- _Records from a collection of figures_:
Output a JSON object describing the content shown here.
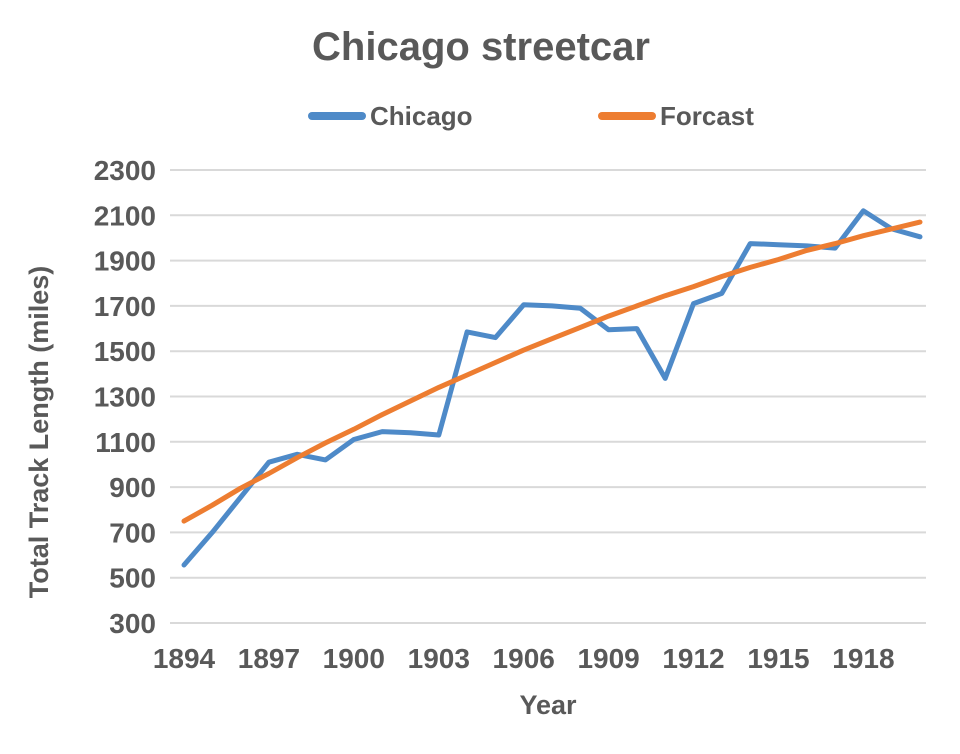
{
  "title": "Chicago streetcar",
  "colors": {
    "chicago_line": "#4E8AC8",
    "forecast_line": "#ED7D31",
    "text": "#595959",
    "gridline": "#D9D9D9",
    "background": "#FFFFFF"
  },
  "legend": {
    "position": "top",
    "items": [
      {
        "label": "Chicago",
        "swatch": "chicago-line-swatch"
      },
      {
        "label": "Forcast",
        "swatch": "forecast-line-swatch"
      }
    ]
  },
  "chart_data": {
    "type": "line",
    "title": "Chicago streetcar",
    "xlabel": "Year",
    "ylabel": "Total Track Length (miles)",
    "x": [
      1894,
      1895,
      1896,
      1897,
      1898,
      1899,
      1900,
      1901,
      1902,
      1903,
      1904,
      1905,
      1906,
      1907,
      1908,
      1909,
      1910,
      1911,
      1912,
      1913,
      1914,
      1915,
      1916,
      1917,
      1918,
      1919,
      1920
    ],
    "x_tick_labels": [
      "1894",
      "1897",
      "1900",
      "1903",
      "1906",
      "1909",
      "1912",
      "1915",
      "1918"
    ],
    "y_ticks": [
      300,
      500,
      700,
      900,
      1100,
      1300,
      1500,
      1700,
      1900,
      2100,
      2300
    ],
    "ylim": [
      300,
      2300
    ],
    "xlim": [
      1894,
      1920
    ],
    "grid": "horizontal",
    "legend_position": "top",
    "series": [
      {
        "name": "Chicago",
        "color": "#4E8AC8",
        "values": [
          556,
          700,
          855,
          1010,
          1045,
          1020,
          1110,
          1145,
          1140,
          1130,
          1585,
          1560,
          1705,
          1700,
          1690,
          1595,
          1600,
          1380,
          1710,
          1755,
          1975,
          1970,
          1965,
          1955,
          2120,
          2040,
          2005
        ]
      },
      {
        "name": "Forcast",
        "color": "#ED7D31",
        "values": [
          750,
          820,
          895,
          960,
          1030,
          1095,
          1155,
          1220,
          1280,
          1340,
          1395,
          1450,
          1505,
          1555,
          1605,
          1655,
          1700,
          1745,
          1785,
          1830,
          1870,
          1905,
          1945,
          1975,
          2010,
          2040,
          2070
        ]
      }
    ]
  }
}
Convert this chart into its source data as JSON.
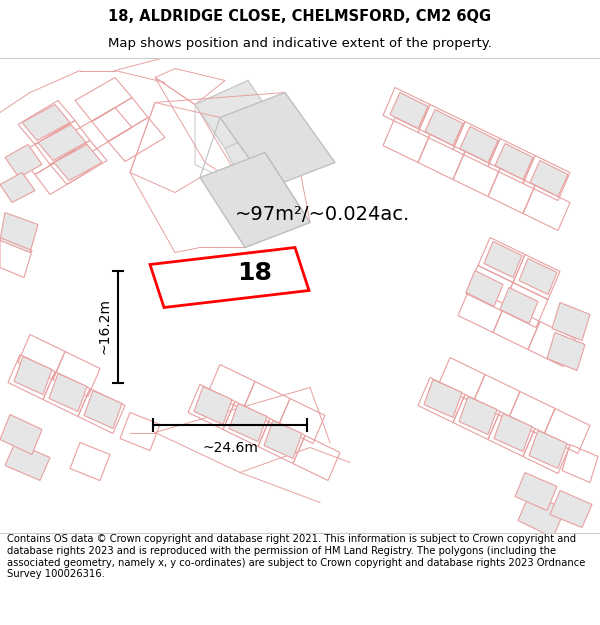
{
  "title_line1": "18, ALDRIDGE CLOSE, CHELMSFORD, CM2 6QG",
  "title_line2": "Map shows position and indicative extent of the property.",
  "footer_text": "Contains OS data © Crown copyright and database right 2021. This information is subject to Crown copyright and database rights 2023 and is reproduced with the permission of HM Land Registry. The polygons (including the associated geometry, namely x, y co-ordinates) are subject to Crown copyright and database rights 2023 Ordnance Survey 100026316.",
  "area_label": "~97m²/~0.024ac.",
  "width_label": "~24.6m",
  "height_label": "~16.2m",
  "plot_number": "18",
  "background_color": "#ffffff",
  "building_fill": "#e6e6e6",
  "building_edge_color": "#e8a0a0",
  "highlight_fill": "#ffffff",
  "highlight_edge": "#ff0000",
  "title_fontsize": 10.5,
  "subtitle_fontsize": 9.5,
  "footer_fontsize": 7.2,
  "label_fontsize": 14,
  "number_fontsize": 18,
  "dim_fontsize": 10
}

- _Task to complete_: Quote every line word for word and keep the images out of the copy.

- _Result of the task_:
Output a JSON object describing the content shown here.
{
  "title": "Chicago streetcar",
  "colors": {
    "chicago_line": "#4E8AC8",
    "forecast_line": "#ED7D31",
    "text": "#595959",
    "gridline": "#D9D9D9",
    "background": "#FFFFFF"
  },
  "legend": {
    "position": "top",
    "items": [
      {
        "label": "Chicago",
        "swatch": "chicago-line-swatch"
      },
      {
        "label": "Forcast",
        "swatch": "forecast-line-swatch"
      }
    ]
  },
  "chart_data": {
    "type": "line",
    "title": "Chicago streetcar",
    "xlabel": "Year",
    "ylabel": "Total Track Length (miles)",
    "x": [
      1894,
      1895,
      1896,
      1897,
      1898,
      1899,
      1900,
      1901,
      1902,
      1903,
      1904,
      1905,
      1906,
      1907,
      1908,
      1909,
      1910,
      1911,
      1912,
      1913,
      1914,
      1915,
      1916,
      1917,
      1918,
      1919,
      1920
    ],
    "x_tick_labels": [
      "1894",
      "1897",
      "1900",
      "1903",
      "1906",
      "1909",
      "1912",
      "1915",
      "1918"
    ],
    "y_ticks": [
      300,
      500,
      700,
      900,
      1100,
      1300,
      1500,
      1700,
      1900,
      2100,
      2300
    ],
    "ylim": [
      300,
      2300
    ],
    "xlim": [
      1894,
      1920
    ],
    "grid": "horizontal",
    "legend_position": "top",
    "series": [
      {
        "name": "Chicago",
        "color": "#4E8AC8",
        "values": [
          556,
          700,
          855,
          1010,
          1045,
          1020,
          1110,
          1145,
          1140,
          1130,
          1585,
          1560,
          1705,
          1700,
          1690,
          1595,
          1600,
          1380,
          1710,
          1755,
          1975,
          1970,
          1965,
          1955,
          2120,
          2040,
          2005
        ]
      },
      {
        "name": "Forcast",
        "color": "#ED7D31",
        "values": [
          750,
          820,
          895,
          960,
          1030,
          1095,
          1155,
          1220,
          1280,
          1340,
          1395,
          1450,
          1505,
          1555,
          1605,
          1655,
          1700,
          1745,
          1785,
          1830,
          1870,
          1905,
          1945,
          1975,
          2010,
          2040,
          2070
        ]
      }
    ]
  }
}
Convert this chart into its source data as JSON.
{
  "title_line1": "18, ALDRIDGE CLOSE, CHELMSFORD, CM2 6QG",
  "title_line2": "Map shows position and indicative extent of the property.",
  "footer_text": "Contains OS data © Crown copyright and database right 2021. This information is subject to Crown copyright and database rights 2023 and is reproduced with the permission of HM Land Registry. The polygons (including the associated geometry, namely x, y co-ordinates) are subject to Crown copyright and database rights 2023 Ordnance Survey 100026316.",
  "area_label": "~97m²/~0.024ac.",
  "width_label": "~24.6m",
  "height_label": "~16.2m",
  "plot_number": "18",
  "background_color": "#ffffff",
  "building_fill": "#e6e6e6",
  "building_edge_color": "#e8a0a0",
  "highlight_fill": "#ffffff",
  "highlight_edge": "#ff0000",
  "title_fontsize": 10.5,
  "subtitle_fontsize": 9.5,
  "footer_fontsize": 7.2,
  "label_fontsize": 14,
  "number_fontsize": 18,
  "dim_fontsize": 10
}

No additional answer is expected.